EXCERPTED DATA start

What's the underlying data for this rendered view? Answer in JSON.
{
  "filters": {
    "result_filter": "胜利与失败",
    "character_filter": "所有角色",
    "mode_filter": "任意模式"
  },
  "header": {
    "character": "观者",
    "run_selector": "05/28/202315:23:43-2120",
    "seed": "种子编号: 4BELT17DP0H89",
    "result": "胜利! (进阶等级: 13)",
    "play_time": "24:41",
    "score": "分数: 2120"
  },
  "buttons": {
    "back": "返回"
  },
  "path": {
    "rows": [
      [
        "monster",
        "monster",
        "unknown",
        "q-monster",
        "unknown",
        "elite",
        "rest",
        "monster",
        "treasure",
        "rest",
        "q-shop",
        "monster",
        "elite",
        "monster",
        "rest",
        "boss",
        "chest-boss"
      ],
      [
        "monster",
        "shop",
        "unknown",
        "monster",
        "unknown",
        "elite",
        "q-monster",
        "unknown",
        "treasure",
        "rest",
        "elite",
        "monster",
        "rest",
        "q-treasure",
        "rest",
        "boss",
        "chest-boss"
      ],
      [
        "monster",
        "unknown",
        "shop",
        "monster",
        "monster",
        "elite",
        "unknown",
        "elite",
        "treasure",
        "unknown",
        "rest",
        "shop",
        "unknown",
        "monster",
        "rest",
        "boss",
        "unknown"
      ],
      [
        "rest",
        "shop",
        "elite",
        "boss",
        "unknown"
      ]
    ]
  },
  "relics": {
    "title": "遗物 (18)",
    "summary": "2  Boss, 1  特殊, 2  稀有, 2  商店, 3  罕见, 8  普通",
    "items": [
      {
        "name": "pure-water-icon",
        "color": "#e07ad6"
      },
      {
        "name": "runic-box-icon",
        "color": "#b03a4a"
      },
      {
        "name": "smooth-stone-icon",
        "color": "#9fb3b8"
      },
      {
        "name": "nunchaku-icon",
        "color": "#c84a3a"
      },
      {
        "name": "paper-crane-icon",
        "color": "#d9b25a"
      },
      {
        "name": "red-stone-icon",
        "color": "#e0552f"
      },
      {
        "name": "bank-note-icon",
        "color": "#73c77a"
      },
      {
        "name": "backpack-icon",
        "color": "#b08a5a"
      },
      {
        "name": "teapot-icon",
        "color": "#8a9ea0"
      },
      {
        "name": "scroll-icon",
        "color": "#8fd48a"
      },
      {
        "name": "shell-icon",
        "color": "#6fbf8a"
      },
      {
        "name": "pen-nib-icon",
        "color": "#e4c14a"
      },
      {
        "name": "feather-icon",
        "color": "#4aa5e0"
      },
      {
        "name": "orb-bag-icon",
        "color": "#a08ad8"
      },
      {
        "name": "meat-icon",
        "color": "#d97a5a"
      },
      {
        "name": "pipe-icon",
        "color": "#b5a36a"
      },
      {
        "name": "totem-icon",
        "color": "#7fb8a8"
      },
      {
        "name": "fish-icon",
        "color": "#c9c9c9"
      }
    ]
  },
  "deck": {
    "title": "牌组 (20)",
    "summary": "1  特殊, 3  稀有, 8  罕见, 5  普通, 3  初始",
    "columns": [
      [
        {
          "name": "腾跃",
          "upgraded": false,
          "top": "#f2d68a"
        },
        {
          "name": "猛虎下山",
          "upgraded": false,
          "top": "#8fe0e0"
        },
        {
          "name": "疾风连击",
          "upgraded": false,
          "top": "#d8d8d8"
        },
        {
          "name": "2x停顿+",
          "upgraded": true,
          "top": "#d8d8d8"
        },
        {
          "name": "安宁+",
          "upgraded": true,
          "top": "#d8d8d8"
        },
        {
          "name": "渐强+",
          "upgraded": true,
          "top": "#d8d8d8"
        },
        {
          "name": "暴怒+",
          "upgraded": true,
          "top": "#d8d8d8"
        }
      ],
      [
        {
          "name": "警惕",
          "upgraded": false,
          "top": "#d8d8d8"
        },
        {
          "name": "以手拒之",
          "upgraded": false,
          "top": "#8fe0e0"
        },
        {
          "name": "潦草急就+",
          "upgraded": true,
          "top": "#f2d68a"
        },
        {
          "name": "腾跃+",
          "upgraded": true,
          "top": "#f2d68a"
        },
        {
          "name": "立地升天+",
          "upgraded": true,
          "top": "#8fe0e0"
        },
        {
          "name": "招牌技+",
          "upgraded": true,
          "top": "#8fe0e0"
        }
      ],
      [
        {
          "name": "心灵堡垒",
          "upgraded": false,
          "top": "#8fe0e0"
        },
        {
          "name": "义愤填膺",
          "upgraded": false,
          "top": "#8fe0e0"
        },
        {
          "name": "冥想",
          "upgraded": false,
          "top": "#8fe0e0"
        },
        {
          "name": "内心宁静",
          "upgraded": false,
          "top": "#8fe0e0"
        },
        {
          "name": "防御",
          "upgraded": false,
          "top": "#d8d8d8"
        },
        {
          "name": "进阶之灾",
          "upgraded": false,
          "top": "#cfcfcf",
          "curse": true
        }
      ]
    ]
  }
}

EXCERPTED DATA end

> **EXERCISE**
All of the lines above need to be given again exactly.

> **EXPECTED OUTPUT**
What's the underlying data for this rendered view? Answer in JSON.
{
  "filters": {
    "result_filter": "胜利与失败",
    "character_filter": "所有角色",
    "mode_filter": "任意模式"
  },
  "header": {
    "character": "观者",
    "run_selector": "05/28/202315:23:43-2120",
    "seed": "种子编号: 4BELT17DP0H89",
    "result": "胜利! (进阶等级: 13)",
    "play_time": "24:41",
    "score": "分数: 2120"
  },
  "buttons": {
    "back": "返回"
  },
  "path": {
    "rows": [
      [
        "monster",
        "monster",
        "unknown",
        "q-monster",
        "unknown",
        "elite",
        "rest",
        "monster",
        "treasure",
        "rest",
        "q-shop",
        "monster",
        "elite",
        "monster",
        "rest",
        "boss",
        "chest-boss"
      ],
      [
        "monster",
        "shop",
        "unknown",
        "monster",
        "unknown",
        "elite",
        "q-monster",
        "unknown",
        "treasure",
        "rest",
        "elite",
        "monster",
        "rest",
        "q-treasure",
        "rest",
        "boss",
        "chest-boss"
      ],
      [
        "monster",
        "unknown",
        "shop",
        "monster",
        "monster",
        "elite",
        "unknown",
        "elite",
        "treasure",
        "unknown",
        "rest",
        "shop",
        "unknown",
        "monster",
        "rest",
        "boss",
        "unknown"
      ],
      [
        "rest",
        "shop",
        "elite",
        "boss",
        "unknown"
      ]
    ]
  },
  "relics": {
    "title": "遗物 (18)",
    "summary": "2  Boss, 1  特殊, 2  稀有, 2  商店, 3  罕见, 8  普通",
    "items": [
      {
        "name": "pure-water-icon",
        "color": "#e07ad6"
      },
      {
        "name": "runic-box-icon",
        "color": "#b03a4a"
      },
      {
        "name": "smooth-stone-icon",
        "color": "#9fb3b8"
      },
      {
        "name": "nunchaku-icon",
        "color": "#c84a3a"
      },
      {
        "name": "paper-crane-icon",
        "color": "#d9b25a"
      },
      {
        "name": "red-stone-icon",
        "color": "#e0552f"
      },
      {
        "name": "bank-note-icon",
        "color": "#73c77a"
      },
      {
        "name": "backpack-icon",
        "color": "#b08a5a"
      },
      {
        "name": "teapot-icon",
        "color": "#8a9ea0"
      },
      {
        "name": "scroll-icon",
        "color": "#8fd48a"
      },
      {
        "name": "shell-icon",
        "color": "#6fbf8a"
      },
      {
        "name": "pen-nib-icon",
        "color": "#e4c14a"
      },
      {
        "name": "feather-icon",
        "color": "#4aa5e0"
      },
      {
        "name": "orb-bag-icon",
        "color": "#a08ad8"
      },
      {
        "name": "meat-icon",
        "color": "#d97a5a"
      },
      {
        "name": "pipe-icon",
        "color": "#b5a36a"
      },
      {
        "name": "totem-icon",
        "color": "#7fb8a8"
      },
      {
        "name": "fish-icon",
        "color": "#c9c9c9"
      }
    ]
  },
  "deck": {
    "title": "牌组 (20)",
    "summary": "1  特殊, 3  稀有, 8  罕见, 5  普通, 3  初始",
    "columns": [
      [
        {
          "name": "腾跃",
          "upgraded": false,
          "top": "#f2d68a"
        },
        {
          "name": "猛虎下山",
          "upgraded": false,
          "top": "#8fe0e0"
        },
        {
          "name": "疾风连击",
          "upgraded": false,
          "top": "#d8d8d8"
        },
        {
          "name": "2x停顿+",
          "upgraded": true,
          "top": "#d8d8d8"
        },
        {
          "name": "安宁+",
          "upgraded": true,
          "top": "#d8d8d8"
        },
        {
          "name": "渐强+",
          "upgraded": true,
          "top": "#d8d8d8"
        },
        {
          "name": "暴怒+",
          "upgraded": true,
          "top": "#d8d8d8"
        }
      ],
      [
        {
          "name": "警惕",
          "upgraded": false,
          "top": "#d8d8d8"
        },
        {
          "name": "以手拒之",
          "upgraded": false,
          "top": "#8fe0e0"
        },
        {
          "name": "潦草急就+",
          "upgraded": true,
          "top": "#f2d68a"
        },
        {
          "name": "腾跃+",
          "upgraded": true,
          "top": "#f2d68a"
        },
        {
          "name": "立地升天+",
          "upgraded": true,
          "top": "#8fe0e0"
        },
        {
          "name": "招牌技+",
          "upgraded": true,
          "top": "#8fe0e0"
        }
      ],
      [
        {
          "name": "心灵堡垒",
          "upgraded": false,
          "top": "#8fe0e0"
        },
        {
          "name": "义愤填膺",
          "upgraded": false,
          "top": "#8fe0e0"
        },
        {
          "name": "冥想",
          "upgraded": false,
          "top": "#8fe0e0"
        },
        {
          "name": "内心宁静",
          "upgraded": false,
          "top": "#8fe0e0"
        },
        {
          "name": "防御",
          "upgraded": false,
          "top": "#d8d8d8"
        },
        {
          "name": "进阶之灾",
          "upgraded": false,
          "top": "#cfcfcf",
          "curse": true
        }
      ]
    ]
  }
}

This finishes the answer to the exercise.